Task statement - Write the number of lines holding the word "adding", and nothing else.

┌──

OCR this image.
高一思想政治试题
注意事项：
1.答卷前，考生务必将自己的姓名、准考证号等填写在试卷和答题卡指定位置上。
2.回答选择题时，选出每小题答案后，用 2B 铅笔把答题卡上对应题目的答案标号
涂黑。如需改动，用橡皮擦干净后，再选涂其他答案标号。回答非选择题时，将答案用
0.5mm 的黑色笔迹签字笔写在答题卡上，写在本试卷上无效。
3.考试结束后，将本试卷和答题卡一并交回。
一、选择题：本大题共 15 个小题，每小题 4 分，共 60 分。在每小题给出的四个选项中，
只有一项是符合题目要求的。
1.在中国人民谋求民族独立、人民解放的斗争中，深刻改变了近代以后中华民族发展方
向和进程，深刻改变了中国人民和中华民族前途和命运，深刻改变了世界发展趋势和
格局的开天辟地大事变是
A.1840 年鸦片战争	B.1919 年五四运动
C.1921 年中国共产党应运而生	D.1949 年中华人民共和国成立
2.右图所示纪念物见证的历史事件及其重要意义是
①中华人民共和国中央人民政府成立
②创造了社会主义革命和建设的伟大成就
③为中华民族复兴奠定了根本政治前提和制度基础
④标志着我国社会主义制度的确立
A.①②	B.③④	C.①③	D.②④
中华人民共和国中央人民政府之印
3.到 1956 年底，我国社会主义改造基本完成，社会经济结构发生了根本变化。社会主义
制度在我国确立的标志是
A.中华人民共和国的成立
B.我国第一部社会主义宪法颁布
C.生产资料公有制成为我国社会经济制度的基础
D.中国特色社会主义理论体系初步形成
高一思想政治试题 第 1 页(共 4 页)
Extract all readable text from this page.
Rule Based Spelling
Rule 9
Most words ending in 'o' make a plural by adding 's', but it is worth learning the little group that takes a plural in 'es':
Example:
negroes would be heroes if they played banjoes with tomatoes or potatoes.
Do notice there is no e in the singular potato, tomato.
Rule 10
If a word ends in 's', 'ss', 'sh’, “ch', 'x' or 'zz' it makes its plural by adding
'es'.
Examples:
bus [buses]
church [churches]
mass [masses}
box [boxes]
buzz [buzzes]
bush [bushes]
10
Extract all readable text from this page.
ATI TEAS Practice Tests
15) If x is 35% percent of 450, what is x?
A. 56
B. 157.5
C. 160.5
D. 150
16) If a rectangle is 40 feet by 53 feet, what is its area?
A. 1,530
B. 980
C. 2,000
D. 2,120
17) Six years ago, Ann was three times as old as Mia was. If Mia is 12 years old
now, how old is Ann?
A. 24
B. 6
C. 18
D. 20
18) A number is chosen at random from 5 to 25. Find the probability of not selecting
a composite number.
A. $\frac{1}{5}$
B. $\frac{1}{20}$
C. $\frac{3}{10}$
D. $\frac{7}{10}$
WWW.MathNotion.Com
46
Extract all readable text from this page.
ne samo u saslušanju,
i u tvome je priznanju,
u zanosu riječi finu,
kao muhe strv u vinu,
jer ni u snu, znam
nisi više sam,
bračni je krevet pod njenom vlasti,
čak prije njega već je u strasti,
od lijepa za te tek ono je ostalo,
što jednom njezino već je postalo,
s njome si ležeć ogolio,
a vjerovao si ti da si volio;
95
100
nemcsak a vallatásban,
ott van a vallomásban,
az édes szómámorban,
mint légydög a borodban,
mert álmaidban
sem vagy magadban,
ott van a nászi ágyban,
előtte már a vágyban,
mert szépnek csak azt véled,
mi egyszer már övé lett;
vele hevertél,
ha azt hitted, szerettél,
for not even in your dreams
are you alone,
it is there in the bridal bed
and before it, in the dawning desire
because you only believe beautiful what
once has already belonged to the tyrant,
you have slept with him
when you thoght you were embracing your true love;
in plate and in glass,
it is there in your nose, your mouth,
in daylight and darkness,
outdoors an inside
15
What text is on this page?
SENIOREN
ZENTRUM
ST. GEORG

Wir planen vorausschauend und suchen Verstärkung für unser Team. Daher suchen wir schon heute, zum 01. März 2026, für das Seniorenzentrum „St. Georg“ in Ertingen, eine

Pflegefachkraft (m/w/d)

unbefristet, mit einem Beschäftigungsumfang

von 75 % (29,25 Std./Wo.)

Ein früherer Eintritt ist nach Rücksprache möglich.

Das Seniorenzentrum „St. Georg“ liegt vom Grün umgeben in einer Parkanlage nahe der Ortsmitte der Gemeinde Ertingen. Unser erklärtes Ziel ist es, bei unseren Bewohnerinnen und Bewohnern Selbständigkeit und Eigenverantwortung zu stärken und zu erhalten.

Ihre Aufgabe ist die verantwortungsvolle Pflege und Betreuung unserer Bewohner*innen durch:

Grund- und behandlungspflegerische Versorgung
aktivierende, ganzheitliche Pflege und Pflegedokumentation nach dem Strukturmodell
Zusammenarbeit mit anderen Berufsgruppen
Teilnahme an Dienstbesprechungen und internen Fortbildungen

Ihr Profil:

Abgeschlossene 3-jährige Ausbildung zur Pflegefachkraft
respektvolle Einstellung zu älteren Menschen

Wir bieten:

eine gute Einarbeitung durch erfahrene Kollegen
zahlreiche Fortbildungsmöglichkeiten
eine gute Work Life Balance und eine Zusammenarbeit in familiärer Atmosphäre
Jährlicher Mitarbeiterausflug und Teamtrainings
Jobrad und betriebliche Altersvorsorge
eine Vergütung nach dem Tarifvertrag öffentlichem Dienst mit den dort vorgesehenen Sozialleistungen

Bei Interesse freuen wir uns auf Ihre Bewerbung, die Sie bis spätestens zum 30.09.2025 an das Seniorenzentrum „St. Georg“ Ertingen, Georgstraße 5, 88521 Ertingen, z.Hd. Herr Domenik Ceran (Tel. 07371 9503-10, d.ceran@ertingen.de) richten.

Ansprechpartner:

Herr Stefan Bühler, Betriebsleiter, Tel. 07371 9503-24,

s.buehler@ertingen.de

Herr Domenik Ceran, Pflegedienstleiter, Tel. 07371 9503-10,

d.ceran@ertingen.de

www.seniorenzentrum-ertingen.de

└──

Reply - 2